Omit all pictures. Copy the rest of the material exactly.

[BEGIN The data]

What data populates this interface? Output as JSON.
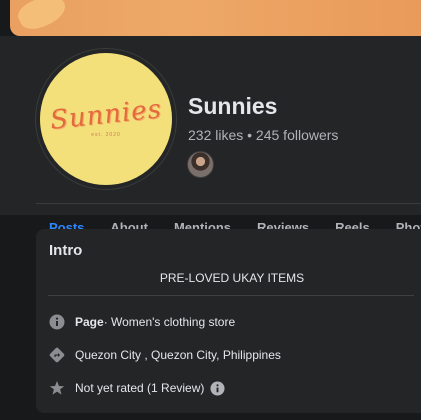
{
  "page": {
    "name": "Sunnies",
    "stats": "232 likes • 245 followers"
  },
  "avatar": {
    "logo_text": "Sunnies",
    "logo_sub": "est. 2020"
  },
  "tabs": [
    {
      "label": "Posts",
      "active": true
    },
    {
      "label": "About"
    },
    {
      "label": "Mentions"
    },
    {
      "label": "Reviews"
    },
    {
      "label": "Reels"
    },
    {
      "label": "Photos"
    }
  ],
  "intro": {
    "title": "Intro",
    "bio": "PRE-LOVED UKAY ITEMS",
    "category_label": "Page",
    "category_value": " · Women's clothing store",
    "location": "Quezon City , Quezon City, Philippines",
    "rating": "Not yet rated (1 Review)"
  },
  "colors": {
    "accent": "#2d88ff",
    "card_bg": "#242526",
    "page_bg": "#18191a",
    "cover": "#eda867",
    "avatar_bg": "#f4e07a"
  },
  "icons": [
    "info-icon",
    "directions-icon",
    "star-icon",
    "info-small-icon"
  ]
}
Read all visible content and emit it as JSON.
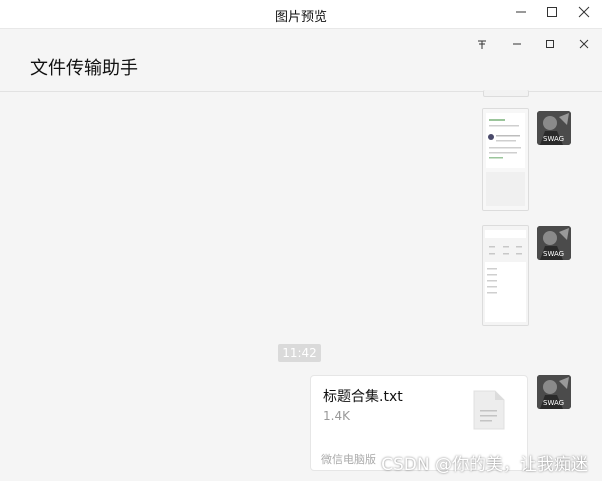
{
  "window": {
    "title": "图片预览",
    "controls": {
      "minimize_icon": "minimize-icon",
      "maximize_icon": "maximize-icon",
      "close_icon": "close-icon"
    }
  },
  "chat": {
    "title": "文件传输助手",
    "controls": {
      "pin_icon": "pin-icon",
      "minimize_icon": "minimize-icon",
      "maximize_icon": "maximize-icon",
      "close_icon": "close-icon"
    }
  },
  "avatar": {
    "label": "SWAG"
  },
  "messages": {
    "timestamp": "11:42",
    "file": {
      "name": "标题合集.txt",
      "size": "1.4K",
      "source": "微信电脑版",
      "icon": "text-file-icon"
    }
  },
  "watermark": "CSDN @你的美，让我痴迷",
  "colors": {
    "background": "#f5f5f5",
    "card": "#ffffff",
    "time_pill": "#dadada"
  }
}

[END The data]

(Solution)
What data populates this interface? Output as JSON.
{
  "page": {
    "name": "Sunnies",
    "stats": "232 likes • 245 followers"
  },
  "avatar": {
    "logo_text": "Sunnies",
    "logo_sub": "est. 2020"
  },
  "tabs": [
    {
      "label": "Posts",
      "active": true
    },
    {
      "label": "About"
    },
    {
      "label": "Mentions"
    },
    {
      "label": "Reviews"
    },
    {
      "label": "Reels"
    },
    {
      "label": "Photos"
    }
  ],
  "intro": {
    "title": "Intro",
    "bio": "PRE-LOVED UKAY ITEMS",
    "category_label": "Page",
    "category_value": " · Women's clothing store",
    "location": "Quezon City , Quezon City, Philippines",
    "rating": "Not yet rated (1 Review)"
  },
  "colors": {
    "accent": "#2d88ff",
    "card_bg": "#242526",
    "page_bg": "#18191a",
    "cover": "#eda867",
    "avatar_bg": "#f4e07a"
  },
  "icons": [
    "info-icon",
    "directions-icon",
    "star-icon",
    "info-small-icon"
  ]
}
Read all visible content and emit it as JSON.
{
  "window": {
    "title": "图片预览",
    "controls": {
      "minimize_icon": "minimize-icon",
      "maximize_icon": "maximize-icon",
      "close_icon": "close-icon"
    }
  },
  "chat": {
    "title": "文件传输助手",
    "controls": {
      "pin_icon": "pin-icon",
      "minimize_icon": "minimize-icon",
      "maximize_icon": "maximize-icon",
      "close_icon": "close-icon"
    }
  },
  "avatar": {
    "label": "SWAG"
  },
  "messages": {
    "timestamp": "11:42",
    "file": {
      "name": "标题合集.txt",
      "size": "1.4K",
      "source": "微信电脑版",
      "icon": "text-file-icon"
    }
  },
  "watermark": "CSDN @你的美，让我痴迷",
  "colors": {
    "background": "#f5f5f5",
    "card": "#ffffff",
    "time_pill": "#dadada"
  }
}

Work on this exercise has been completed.